マジックユーザー(1Pサイアス 2Pドレイヴン LV11)
森羅万象の理を操る大いなる魔法の使徒。腕力は極端に低く、武器を用いた戦闘では凡人以下だが、攻撃魔法においては右に出る者はいない。杖以外の武器と盾、弓矢、ハンマーが使えず、コマンド必殺技もなく、追い打ち方向が限られている、と一見パーティープレイ以外ではやっていけそうにない辛さが目立つが、使用時に無敵となる魔法を多数扱え、バックステップには無敵判定があり、毒針(強攻撃)も低確率で大ダメージを与えるなど、いちおうソロプレイでも攻略可能な要素はそろっている。
ドワーフ(1Pディムズディル 2Pヘンデル LV10)
SOMになって2種類の特殊攻撃が追加されたことが最大の変更点。ジャンプ中に出せる「回転斬り」と、ボタン連打による「百烈斬り」であるが、どちらも有効性より隙の大きさが際立っており、この二つの技のため前作より扱いづらくなった印象がある。普通に空けた宝箱を破壊するとお金に変化させられるという特性があるが、実際には普通に拾える分で事足りるためあまり大きな特徴にはなっていない。

_課題:_
a. 上のキャラクター解説の「SOMになって2種類の特殊攻」から「大きな特徴にはなっていない。」までを、両端も含めてそのまま書き写してください。
b. 上のキャラクター解説によると、ドワーフが普通に空けた宝箱を破壊すると、宝箱は何に変わりますか。
c. 上のキャラクター解説を、最後の文の後から引き継いで書き進めてください。

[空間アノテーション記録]
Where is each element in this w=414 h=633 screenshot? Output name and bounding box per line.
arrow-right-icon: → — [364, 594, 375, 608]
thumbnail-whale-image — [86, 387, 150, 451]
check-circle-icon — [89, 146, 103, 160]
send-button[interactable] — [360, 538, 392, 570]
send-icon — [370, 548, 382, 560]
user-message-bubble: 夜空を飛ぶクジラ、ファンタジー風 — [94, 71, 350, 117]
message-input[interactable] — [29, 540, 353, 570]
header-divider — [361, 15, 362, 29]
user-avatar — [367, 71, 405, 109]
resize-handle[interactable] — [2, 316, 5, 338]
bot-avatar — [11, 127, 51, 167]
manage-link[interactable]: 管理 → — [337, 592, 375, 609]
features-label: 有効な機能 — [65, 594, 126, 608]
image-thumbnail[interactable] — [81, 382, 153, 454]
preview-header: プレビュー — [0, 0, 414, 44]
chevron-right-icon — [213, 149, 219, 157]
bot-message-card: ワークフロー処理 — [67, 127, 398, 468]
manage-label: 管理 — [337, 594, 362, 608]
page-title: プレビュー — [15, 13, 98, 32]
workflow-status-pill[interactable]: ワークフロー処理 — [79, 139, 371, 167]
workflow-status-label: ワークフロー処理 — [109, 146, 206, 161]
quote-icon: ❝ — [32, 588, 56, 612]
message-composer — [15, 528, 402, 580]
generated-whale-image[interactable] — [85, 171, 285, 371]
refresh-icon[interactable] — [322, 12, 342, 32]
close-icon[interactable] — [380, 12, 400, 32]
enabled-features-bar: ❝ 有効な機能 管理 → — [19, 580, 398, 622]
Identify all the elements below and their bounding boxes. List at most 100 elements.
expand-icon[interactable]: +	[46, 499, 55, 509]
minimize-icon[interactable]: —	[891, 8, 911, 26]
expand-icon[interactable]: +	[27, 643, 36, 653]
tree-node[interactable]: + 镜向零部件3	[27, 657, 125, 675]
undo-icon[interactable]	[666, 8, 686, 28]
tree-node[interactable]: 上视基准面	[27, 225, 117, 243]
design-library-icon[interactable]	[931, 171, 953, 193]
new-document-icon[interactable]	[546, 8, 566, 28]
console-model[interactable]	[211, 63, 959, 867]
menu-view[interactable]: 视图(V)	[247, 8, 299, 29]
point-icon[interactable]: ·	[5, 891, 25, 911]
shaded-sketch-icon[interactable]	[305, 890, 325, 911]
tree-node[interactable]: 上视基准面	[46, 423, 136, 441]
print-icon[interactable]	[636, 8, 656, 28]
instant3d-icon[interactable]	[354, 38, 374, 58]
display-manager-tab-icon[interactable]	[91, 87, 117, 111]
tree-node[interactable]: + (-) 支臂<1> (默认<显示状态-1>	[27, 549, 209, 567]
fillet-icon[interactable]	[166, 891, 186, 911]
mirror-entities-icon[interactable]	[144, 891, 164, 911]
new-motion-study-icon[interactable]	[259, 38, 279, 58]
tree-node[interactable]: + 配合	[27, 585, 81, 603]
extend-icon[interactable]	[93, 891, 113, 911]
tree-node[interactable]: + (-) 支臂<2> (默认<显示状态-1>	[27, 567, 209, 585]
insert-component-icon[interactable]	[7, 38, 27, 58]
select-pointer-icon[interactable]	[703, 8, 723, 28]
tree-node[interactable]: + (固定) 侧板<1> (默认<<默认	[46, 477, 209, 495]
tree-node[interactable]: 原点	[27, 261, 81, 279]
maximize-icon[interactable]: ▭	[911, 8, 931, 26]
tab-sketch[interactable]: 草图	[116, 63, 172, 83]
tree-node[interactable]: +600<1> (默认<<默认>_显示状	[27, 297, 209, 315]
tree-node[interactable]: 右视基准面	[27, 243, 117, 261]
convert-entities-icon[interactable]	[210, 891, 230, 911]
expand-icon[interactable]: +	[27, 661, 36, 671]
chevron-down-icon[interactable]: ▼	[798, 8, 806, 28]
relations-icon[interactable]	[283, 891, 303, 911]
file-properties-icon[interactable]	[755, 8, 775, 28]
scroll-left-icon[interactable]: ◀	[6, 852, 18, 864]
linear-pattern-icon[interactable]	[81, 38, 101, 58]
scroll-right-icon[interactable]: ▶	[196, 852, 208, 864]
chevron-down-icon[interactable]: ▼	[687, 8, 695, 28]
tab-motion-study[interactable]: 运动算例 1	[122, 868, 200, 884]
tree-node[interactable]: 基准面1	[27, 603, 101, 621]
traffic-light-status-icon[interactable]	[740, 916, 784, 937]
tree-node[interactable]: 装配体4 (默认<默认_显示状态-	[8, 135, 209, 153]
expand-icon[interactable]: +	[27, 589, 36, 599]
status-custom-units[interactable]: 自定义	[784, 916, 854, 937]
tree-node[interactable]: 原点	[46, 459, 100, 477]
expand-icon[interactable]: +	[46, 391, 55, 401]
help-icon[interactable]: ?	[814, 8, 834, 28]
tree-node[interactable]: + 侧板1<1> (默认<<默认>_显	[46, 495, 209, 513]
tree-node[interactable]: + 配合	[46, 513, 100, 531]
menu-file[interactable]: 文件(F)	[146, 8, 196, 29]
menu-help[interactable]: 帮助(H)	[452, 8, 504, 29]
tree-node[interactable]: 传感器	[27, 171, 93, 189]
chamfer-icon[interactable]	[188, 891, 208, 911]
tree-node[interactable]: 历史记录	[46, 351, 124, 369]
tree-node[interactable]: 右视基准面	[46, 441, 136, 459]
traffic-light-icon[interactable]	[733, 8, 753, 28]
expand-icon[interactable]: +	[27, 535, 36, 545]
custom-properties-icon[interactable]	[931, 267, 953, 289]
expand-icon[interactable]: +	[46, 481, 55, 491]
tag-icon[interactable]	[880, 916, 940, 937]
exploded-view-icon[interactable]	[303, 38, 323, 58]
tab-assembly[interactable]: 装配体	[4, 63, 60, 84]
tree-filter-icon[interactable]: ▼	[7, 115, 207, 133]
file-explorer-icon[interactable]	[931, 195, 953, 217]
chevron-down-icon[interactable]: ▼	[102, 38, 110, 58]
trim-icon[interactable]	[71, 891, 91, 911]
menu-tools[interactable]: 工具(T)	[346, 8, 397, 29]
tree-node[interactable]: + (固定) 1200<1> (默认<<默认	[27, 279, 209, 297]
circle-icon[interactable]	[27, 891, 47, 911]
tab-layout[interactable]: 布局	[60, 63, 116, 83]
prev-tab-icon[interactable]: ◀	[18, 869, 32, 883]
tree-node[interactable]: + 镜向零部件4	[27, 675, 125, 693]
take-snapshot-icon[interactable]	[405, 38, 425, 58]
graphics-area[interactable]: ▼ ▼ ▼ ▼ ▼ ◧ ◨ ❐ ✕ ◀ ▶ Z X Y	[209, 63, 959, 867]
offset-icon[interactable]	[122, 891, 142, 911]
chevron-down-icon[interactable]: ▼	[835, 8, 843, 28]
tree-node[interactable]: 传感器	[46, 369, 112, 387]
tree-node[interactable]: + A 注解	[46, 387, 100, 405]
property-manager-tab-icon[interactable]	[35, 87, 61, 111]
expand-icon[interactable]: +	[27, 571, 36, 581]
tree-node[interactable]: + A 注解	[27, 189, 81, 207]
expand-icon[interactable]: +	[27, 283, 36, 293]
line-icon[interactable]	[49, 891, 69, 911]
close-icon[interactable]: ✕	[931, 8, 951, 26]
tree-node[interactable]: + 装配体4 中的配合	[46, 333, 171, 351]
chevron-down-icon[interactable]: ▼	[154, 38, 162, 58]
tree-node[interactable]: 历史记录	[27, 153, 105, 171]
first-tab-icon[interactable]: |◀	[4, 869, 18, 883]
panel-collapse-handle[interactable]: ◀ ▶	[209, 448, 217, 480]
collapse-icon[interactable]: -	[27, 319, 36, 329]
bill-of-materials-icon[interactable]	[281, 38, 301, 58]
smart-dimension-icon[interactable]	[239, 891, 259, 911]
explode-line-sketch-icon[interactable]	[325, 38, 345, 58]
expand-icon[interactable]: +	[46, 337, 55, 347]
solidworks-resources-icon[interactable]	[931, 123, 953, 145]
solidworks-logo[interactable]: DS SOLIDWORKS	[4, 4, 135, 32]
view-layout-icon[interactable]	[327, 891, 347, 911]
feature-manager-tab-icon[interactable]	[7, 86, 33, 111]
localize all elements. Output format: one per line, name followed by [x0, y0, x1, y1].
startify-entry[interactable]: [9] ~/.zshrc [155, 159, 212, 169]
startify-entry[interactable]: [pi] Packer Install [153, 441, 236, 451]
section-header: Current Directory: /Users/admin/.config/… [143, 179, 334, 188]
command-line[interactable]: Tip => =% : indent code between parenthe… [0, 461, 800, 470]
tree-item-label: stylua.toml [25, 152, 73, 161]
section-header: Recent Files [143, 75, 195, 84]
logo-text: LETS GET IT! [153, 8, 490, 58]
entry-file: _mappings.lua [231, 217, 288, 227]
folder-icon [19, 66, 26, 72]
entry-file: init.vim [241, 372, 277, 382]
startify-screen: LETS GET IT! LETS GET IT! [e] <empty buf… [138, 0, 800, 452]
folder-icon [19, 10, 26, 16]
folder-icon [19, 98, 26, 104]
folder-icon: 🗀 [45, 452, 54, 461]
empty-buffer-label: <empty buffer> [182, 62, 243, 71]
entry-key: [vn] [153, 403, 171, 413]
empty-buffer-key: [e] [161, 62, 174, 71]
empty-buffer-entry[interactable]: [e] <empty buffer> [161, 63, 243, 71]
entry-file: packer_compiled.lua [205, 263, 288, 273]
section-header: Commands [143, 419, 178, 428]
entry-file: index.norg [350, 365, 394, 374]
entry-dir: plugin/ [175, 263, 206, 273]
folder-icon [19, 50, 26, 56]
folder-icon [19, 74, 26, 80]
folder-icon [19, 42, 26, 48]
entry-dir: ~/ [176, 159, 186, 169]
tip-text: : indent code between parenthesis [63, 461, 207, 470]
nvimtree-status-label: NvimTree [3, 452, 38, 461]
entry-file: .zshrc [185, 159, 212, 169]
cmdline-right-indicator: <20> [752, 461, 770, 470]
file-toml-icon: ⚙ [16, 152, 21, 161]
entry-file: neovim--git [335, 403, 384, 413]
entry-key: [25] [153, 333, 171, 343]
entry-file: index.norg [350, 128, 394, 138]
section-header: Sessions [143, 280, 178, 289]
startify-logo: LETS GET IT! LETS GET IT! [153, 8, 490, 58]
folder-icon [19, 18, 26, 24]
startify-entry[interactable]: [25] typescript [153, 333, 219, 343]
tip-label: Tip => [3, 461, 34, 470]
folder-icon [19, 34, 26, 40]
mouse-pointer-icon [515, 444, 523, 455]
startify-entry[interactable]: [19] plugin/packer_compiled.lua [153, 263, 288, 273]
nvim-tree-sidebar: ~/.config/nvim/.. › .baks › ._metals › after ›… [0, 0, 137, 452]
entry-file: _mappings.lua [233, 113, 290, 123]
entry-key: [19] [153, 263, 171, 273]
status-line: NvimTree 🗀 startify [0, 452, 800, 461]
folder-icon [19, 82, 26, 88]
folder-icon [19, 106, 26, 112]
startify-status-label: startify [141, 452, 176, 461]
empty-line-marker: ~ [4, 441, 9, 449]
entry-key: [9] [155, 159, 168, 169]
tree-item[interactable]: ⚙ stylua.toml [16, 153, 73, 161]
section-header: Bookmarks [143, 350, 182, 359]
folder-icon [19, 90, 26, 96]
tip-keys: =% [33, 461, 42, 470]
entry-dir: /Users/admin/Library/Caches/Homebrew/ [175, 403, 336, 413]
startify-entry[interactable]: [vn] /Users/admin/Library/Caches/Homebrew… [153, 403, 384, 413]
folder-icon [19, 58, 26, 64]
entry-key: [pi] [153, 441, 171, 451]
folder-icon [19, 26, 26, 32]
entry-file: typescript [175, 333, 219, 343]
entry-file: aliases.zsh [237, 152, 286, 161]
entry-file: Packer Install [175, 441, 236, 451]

_解答:_
a.
SOMになって2種類の特殊攻撃が追加されたことが最大の変更点。ジャンプ中に出せる「回転斬り」と、ボタン連打による「百烈斬り」であるが、どちらも有効性より隙の大きさが際立っており、この二つの技のため前作より扱いづらくなった印象がある。普通に空けた宝箱を破壊するとお金に変化させられるという特性があるが、実際には普通に拾える分で事足りるためあまり大きな特徴にはなっていない。

b. お金に変わる。

c.
シーフ(1Pシャノン 2Pモリア LV14)
探索能力に秀でた身軽なダンジョン攻略のプロ。肉弾戦はそれほど得意ではないが、素早い動きで敵の攻撃をかわし、スリングを使った遠距離攻撃でモンスターを退ける。盾こそ持てないが、バックステップによる無敵時間はやや長く、対空攻撃でオイルを投げる、2段ジャンプ可能、罠を見抜けて宝箱を開けるのに鍵もいらない、スリングは無限、と欠点を補う利点は多い。前半がやや辛いが、レベルアップ回数がもっとも多いので、後半ほど安定してくる。
関連動画
関連静画
関連商品
関連項目
- ドラゴンズクラウン(タワーオブドゥームのプランナーであった神谷盛治が手がけたベルトスクロールアクションゲーム)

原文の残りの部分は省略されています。